▸ **OBJECTIVE**
Set down the full listing exactly as given. Any pictures are to be left out.

▸ **MATERIAL PROVIDED**

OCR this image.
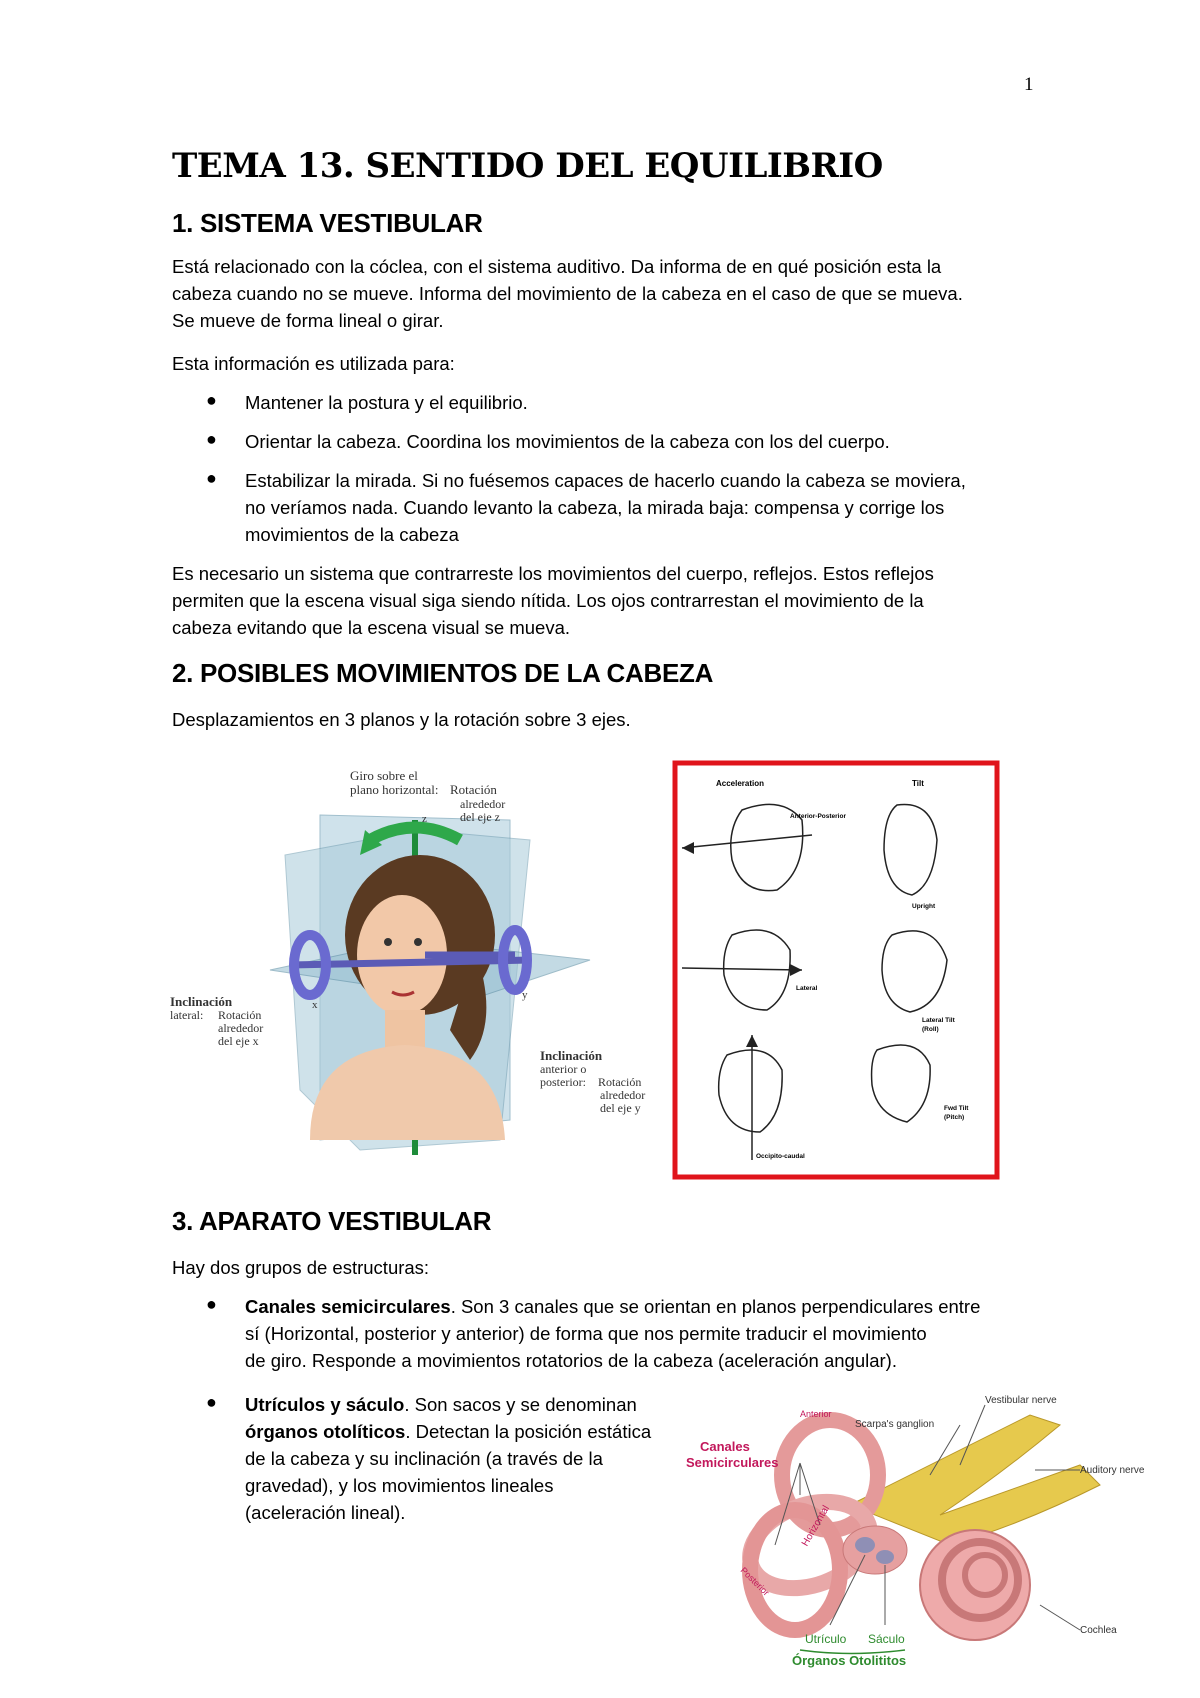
1
TEMA 13. SENTIDO DEL EQUILIBRIO
1. SISTEMA VESTIBULAR
Está relacionado con la cóclea, con el sistema auditivo. Da informa de en qué posición esta la
cabeza cuando no se mueve. Informa del movimiento de la cabeza en el caso de que se mueva.
Se mueve de forma lineal o girar.
Esta información es utilizada para:
● Mantener la postura y el equilibrio.
● Orientar la cabeza. Coordina los movimientos de la cabeza con los del cuerpo.
● Estabilizar la mirada. Si no fuésemos capaces de hacerlo cuando la cabeza se moviera,
no veríamos nada. Cuando levanto la cabeza, la mirada baja: compensa y corrige los
movimientos de la cabeza
Es necesario un sistema que contrarreste los movimientos del cuerpo, reflejos. Estos reflejos
permiten que la escena visual siga siendo nítida. Los ojos contrarrestan el movimiento de la
cabeza evitando que la escena visual se mueva.
2. POSIBLES MOVIMIENTOS DE LA CABEZA
Desplazamientos en 3 planos y la rotación sobre 3 ejes.
Giro sobre el
plano horizontal: Rotación
alrededor
del eje z
z
Inclinación
lateral: Rotación
alrededor
del eje x
x
Inclinación
anterior o
posterior: Rotación
alrededor
del eje y
y
Acceleration	Tilt
Anterior-Posterior
Upright
Lateral
Lateral Tilt
(Roll)
Occipito-caudal
Fwd Tilt
(Pitch)
3. APARATO VESTIBULAR
Hay dos grupos de estructuras:
● Canales semicirculares. Son 3 canales que se orientan en planos perpendiculares entre
sí (Horizontal, posterior y anterior) de forma que nos permite traducir el movimiento
de giro. Responde a movimientos rotatorios de la cabeza (aceleración angular).
● Utrículos y sáculo. Son sacos y se denominan
órganos otolíticos. Detectan la posición estática
de la cabeza y su inclinación (a través de la
gravedad), y los movimientos lineales
(aceleración lineal).
Vestibular nerve
Anterior
Scarpa's ganglion
Canales
Semicirculares
Auditory nerve
Horizontal
Posterior
Cochlea
Utrículo Sáculo
Órganos Otolititos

▸ **CORRECT ANSWER**
OCR this image.
1
TEMA 13. SENTIDO DEL EQUILIBRIO
1. SISTEMA VESTIBULAR
Está relacionado con la cóclea, con el sistema auditivo. Da informa de en qué posición esta la
cabeza cuando no se mueve. Informa del movimiento de la cabeza en el caso de que se mueva.
Se mueve de forma lineal o girar.
Esta información es utilizada para:
● Mantener la postura y el equilibrio.
● Orientar la cabeza. Coordina los movimientos de la cabeza con los del cuerpo.
● Estabilizar la mirada. Si no fuésemos capaces de hacerlo cuando la cabeza se moviera,
no veríamos nada. Cuando levanto la cabeza, la mirada baja: compensa y corrige los
movimientos de la cabeza
Es necesario un sistema que contrarreste los movimientos del cuerpo, reflejos. Estos reflejos
permiten que la escena visual siga siendo nítida. Los ojos contrarrestan el movimiento de la
cabeza evitando que la escena visual se mueva.
2. POSIBLES MOVIMIENTOS DE LA CABEZA
Desplazamientos en 3 planos y la rotación sobre 3 ejes.
Giro sobre el
plano horizontal: Rotación
alrededor
del eje z
z
Inclinación
lateral: Rotación
alrededor
del eje x
x
Inclinación
anterior o
posterior: Rotación
alrededor
del eje y
y
Acceleration	Tilt
Anterior-Posterior
Upright
Lateral
Lateral Tilt
(Roll)
Occipito-caudal
Fwd Tilt
(Pitch)
3. APARATO VESTIBULAR
Hay dos grupos de estructuras:
● Canales semicirculares. Son 3 canales que se orientan en planos perpendiculares entre
sí (Horizontal, posterior y anterior) de forma que nos permite traducir el movimiento
de giro. Responde a movimientos rotatorios de la cabeza (aceleración angular).
● Utrículos y sáculo. Son sacos y se denominan
órganos otolíticos. Detectan la posición estática
de la cabeza y su inclinación (a través de la
gravedad), y los movimientos lineales
(aceleración lineal).
Vestibular nerve
Anterior
Scarpa's ganglion
Canales
Semicirculares
Auditory nerve
Horizontal
Posterior
Cochlea
Utrículo Sáculo
Órganos Otolititos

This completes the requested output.